Task objective ::
Return each line of the records holding the string "Roasted".
────────
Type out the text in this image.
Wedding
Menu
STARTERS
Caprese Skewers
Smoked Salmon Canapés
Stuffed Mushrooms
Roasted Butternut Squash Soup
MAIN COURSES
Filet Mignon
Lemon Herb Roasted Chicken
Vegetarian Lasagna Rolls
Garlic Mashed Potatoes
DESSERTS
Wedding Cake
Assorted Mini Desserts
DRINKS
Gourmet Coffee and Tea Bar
────────
The solution ::
Roasted Butternut Squash Soup
Lemon Herb Roasted Chicken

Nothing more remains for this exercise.